** Start of Passage given **

Topcoder Challenge | Topcoder Community

Challenge Overview

This is the 500 points Medium level problem of Topcoder Skill Builder Competition for Databricks and Apache Spark. For more challenge context info Register for the Host Competition before submitting a solution to this problem.

Technology Stack

Python
Scala
SQL
Apache Spark
Databricks

You can use either Python, Scala, SQL or a combination of these in your notebook. Using Apache Spark is mandatory.

Problem Statement

Notebook Setup

Sign up for the Databricks community edition here
Note that during sign up, it will prompt you to select between the Business and Community editions. Be sure to select the community edition, which is the free version of Databricks
You will be working with the dataset available in Github Archive. You can upload the dataset to your Databricks workspace and import it when working with the tasks below or you can download it during run time itself. You need to be familiar with Github / Version Control to understand the terminologies used in the tasks below.

** End of Passage given **
** Start of Dataset extract **

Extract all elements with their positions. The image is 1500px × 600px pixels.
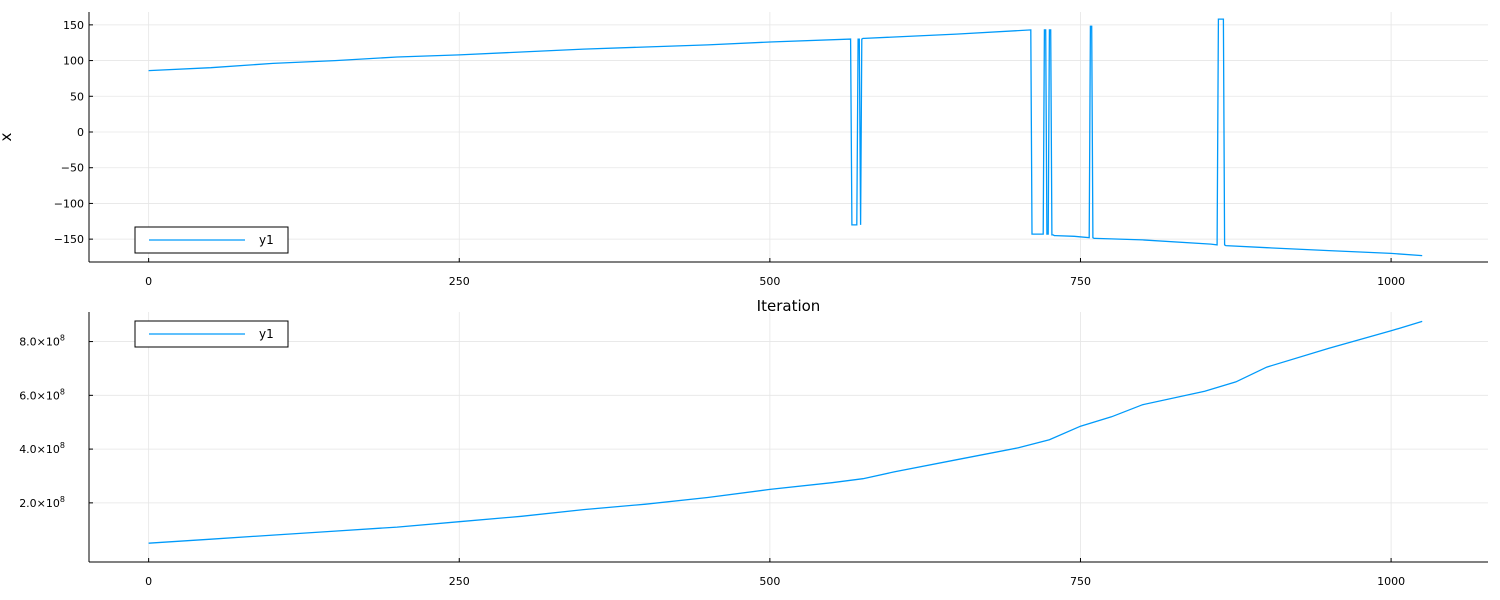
x-tick-label: 500 bbox=[759, 275, 780, 288]
x-axis-title: Iteration bbox=[757, 297, 821, 315]
y-tick-label: 4.0×108 bbox=[19, 441, 65, 456]
x-tick-label: 500 bbox=[759, 575, 780, 588]
x-tick-label: 750 bbox=[1070, 575, 1091, 588]
y-tick-label: 150 bbox=[63, 19, 84, 32]
x-tick-label: 750 bbox=[1070, 275, 1091, 288]
legend-label: y1 bbox=[259, 233, 274, 247]
y-tick-label: −150 bbox=[54, 233, 84, 246]
x-tick-label: 250 bbox=[449, 575, 470, 588]
series-line-y1 bbox=[148, 18, 1423, 257]
y-tick-label: 50 bbox=[70, 90, 84, 103]
x-tick-label: 0 bbox=[145, 575, 152, 588]
y-tick-label: 0 bbox=[77, 126, 84, 139]
y-tick-label: 6.0×108 bbox=[19, 387, 65, 402]
y-tick-label: 100 bbox=[63, 55, 84, 68]
x-tick-label: 250 bbox=[449, 275, 470, 288]
x-tick-label: 0 bbox=[145, 275, 152, 288]
y-tick-label: −50 bbox=[61, 162, 84, 175]
legend-label: y1 bbox=[259, 327, 274, 341]
series-line-y1 bbox=[148, 320, 1423, 544]
x-tick-label: 1000 bbox=[1377, 275, 1405, 288]
y-tick-label: 2.0×108 bbox=[19, 495, 65, 510]
bottom-plot-panel: 0 250 500 750 1000 2.0×108 4.0×108 6.0×108 8.0×1… bbox=[19, 312, 1488, 588]
y-axis-title: x bbox=[0, 132, 15, 141]
y-tick-label: 8.0×108 bbox=[19, 334, 65, 349]
y-tick-label: −100 bbox=[54, 197, 84, 210]
top-plot-panel: 0 250 500 750 1000 −150 −100 −50 0 50 100 150 Iterat… bbox=[0, 12, 1488, 315]
x-tick-label: 1000 bbox=[1377, 575, 1405, 588]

** End of Dataset extract **

What you have to do: Can you write out the part of the Topcoder challenge page starting with "Technology Stack" and going on through "Spark is mandatory."? These records were drawn from a separate source.

Finished task:
Technology Stack

Python
Scala
SQL
Apache Spark
Databricks

You can use either Python, Scala, SQL or a combination of these in your notebook. Using Apache Spark is mandatory.